Collected data
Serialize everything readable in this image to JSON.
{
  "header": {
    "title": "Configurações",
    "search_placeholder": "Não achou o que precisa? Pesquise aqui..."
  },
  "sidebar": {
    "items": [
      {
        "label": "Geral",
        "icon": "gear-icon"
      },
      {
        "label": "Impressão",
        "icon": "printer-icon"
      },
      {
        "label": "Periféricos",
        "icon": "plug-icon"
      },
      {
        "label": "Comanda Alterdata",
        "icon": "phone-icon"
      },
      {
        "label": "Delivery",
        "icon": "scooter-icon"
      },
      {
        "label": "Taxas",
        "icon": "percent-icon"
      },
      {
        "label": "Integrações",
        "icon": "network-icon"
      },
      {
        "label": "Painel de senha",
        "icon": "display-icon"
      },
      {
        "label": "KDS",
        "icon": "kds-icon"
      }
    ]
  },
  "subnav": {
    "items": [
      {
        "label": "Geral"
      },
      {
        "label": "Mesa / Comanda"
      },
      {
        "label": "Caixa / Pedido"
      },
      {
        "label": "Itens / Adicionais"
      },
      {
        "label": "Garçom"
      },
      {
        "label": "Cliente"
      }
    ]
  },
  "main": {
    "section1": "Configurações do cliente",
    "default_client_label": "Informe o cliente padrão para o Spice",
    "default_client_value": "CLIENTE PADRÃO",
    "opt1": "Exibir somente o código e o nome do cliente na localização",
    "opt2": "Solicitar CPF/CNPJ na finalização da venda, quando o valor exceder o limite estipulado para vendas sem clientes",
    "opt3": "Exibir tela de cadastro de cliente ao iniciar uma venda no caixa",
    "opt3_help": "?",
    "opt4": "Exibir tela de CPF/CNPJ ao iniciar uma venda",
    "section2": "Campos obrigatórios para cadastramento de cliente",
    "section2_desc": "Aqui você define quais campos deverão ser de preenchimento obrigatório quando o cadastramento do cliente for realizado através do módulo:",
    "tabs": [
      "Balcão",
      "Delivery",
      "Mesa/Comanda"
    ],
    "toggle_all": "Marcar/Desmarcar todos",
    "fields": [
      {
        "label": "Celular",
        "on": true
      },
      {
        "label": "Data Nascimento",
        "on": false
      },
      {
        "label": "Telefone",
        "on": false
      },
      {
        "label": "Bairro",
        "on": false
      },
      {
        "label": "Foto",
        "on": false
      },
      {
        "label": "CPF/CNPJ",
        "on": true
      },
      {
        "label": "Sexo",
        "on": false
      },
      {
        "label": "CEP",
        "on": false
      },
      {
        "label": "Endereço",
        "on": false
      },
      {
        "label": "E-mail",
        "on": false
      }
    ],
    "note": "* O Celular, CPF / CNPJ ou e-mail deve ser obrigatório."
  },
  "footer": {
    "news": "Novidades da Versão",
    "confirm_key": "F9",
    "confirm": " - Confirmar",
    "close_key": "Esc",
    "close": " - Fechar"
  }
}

## TASK DESCRIPTION
Each record must be repeated exactly as it is.

## TASK RESULT
Serialize everything readable in this image to JSON.
{
  "header": {
    "title": "Configurações",
    "search_placeholder": "Não achou o que precisa? Pesquise aqui..."
  },
  "sidebar": {
    "items": [
      {
        "label": "Geral",
        "icon": "gear-icon"
      },
      {
        "label": "Impressão",
        "icon": "printer-icon"
      },
      {
        "label": "Periféricos",
        "icon": "plug-icon"
      },
      {
        "label": "Comanda Alterdata",
        "icon": "phone-icon"
      },
      {
        "label": "Delivery",
        "icon": "scooter-icon"
      },
      {
        "label": "Taxas",
        "icon": "percent-icon"
      },
      {
        "label": "Integrações",
        "icon": "network-icon"
      },
      {
        "label": "Painel de senha",
        "icon": "display-icon"
      },
      {
        "label": "KDS",
        "icon": "kds-icon"
      }
    ]
  },
  "subnav": {
    "items": [
      {
        "label": "Geral"
      },
      {
        "label": "Mesa / Comanda"
      },
      {
        "label": "Caixa / Pedido"
      },
      {
        "label": "Itens / Adicionais"
      },
      {
        "label": "Garçom"
      },
      {
        "label": "Cliente"
      }
    ]
  },
  "main": {
    "section1": "Configurações do cliente",
    "default_client_label": "Informe o cliente padrão para o Spice",
    "default_client_value": "CLIENTE PADRÃO",
    "opt1": "Exibir somente o código e o nome do cliente na localização",
    "opt2": "Solicitar CPF/CNPJ na finalização da venda, quando o valor exceder o limite estipulado para vendas sem clientes",
    "opt3": "Exibir tela de cadastro de cliente ao iniciar uma venda no caixa",
    "opt3_help": "?",
    "opt4": "Exibir tela de CPF/CNPJ ao iniciar uma venda",
    "section2": "Campos obrigatórios para cadastramento de cliente",
    "section2_desc": "Aqui você define quais campos deverão ser de preenchimento obrigatório quando o cadastramento do cliente for realizado através do módulo:",
    "tabs": [
      "Balcão",
      "Delivery",
      "Mesa/Comanda"
    ],
    "toggle_all": "Marcar/Desmarcar todos",
    "fields": [
      {
        "label": "Celular",
        "on": true
      },
      {
        "label": "Data Nascimento",
        "on": false
      },
      {
        "label": "Telefone",
        "on": false
      },
      {
        "label": "Bairro",
        "on": false
      },
      {
        "label": "Foto",
        "on": false
      },
      {
        "label": "CPF/CNPJ",
        "on": true
      },
      {
        "label": "Sexo",
        "on": false
      },
      {
        "label": "CEP",
        "on": false
      },
      {
        "label": "Endereço",
        "on": false
      },
      {
        "label": "E-mail",
        "on": false
      }
    ],
    "note": "* O Celular, CPF / CNPJ ou e-mail deve ser obrigatório."
  },
  "footer": {
    "news": "Novidades da Versão",
    "confirm_key": "F9",
    "confirm": " - Confirmar",
    "close_key": "Esc",
    "close": " - Fechar"
  }
}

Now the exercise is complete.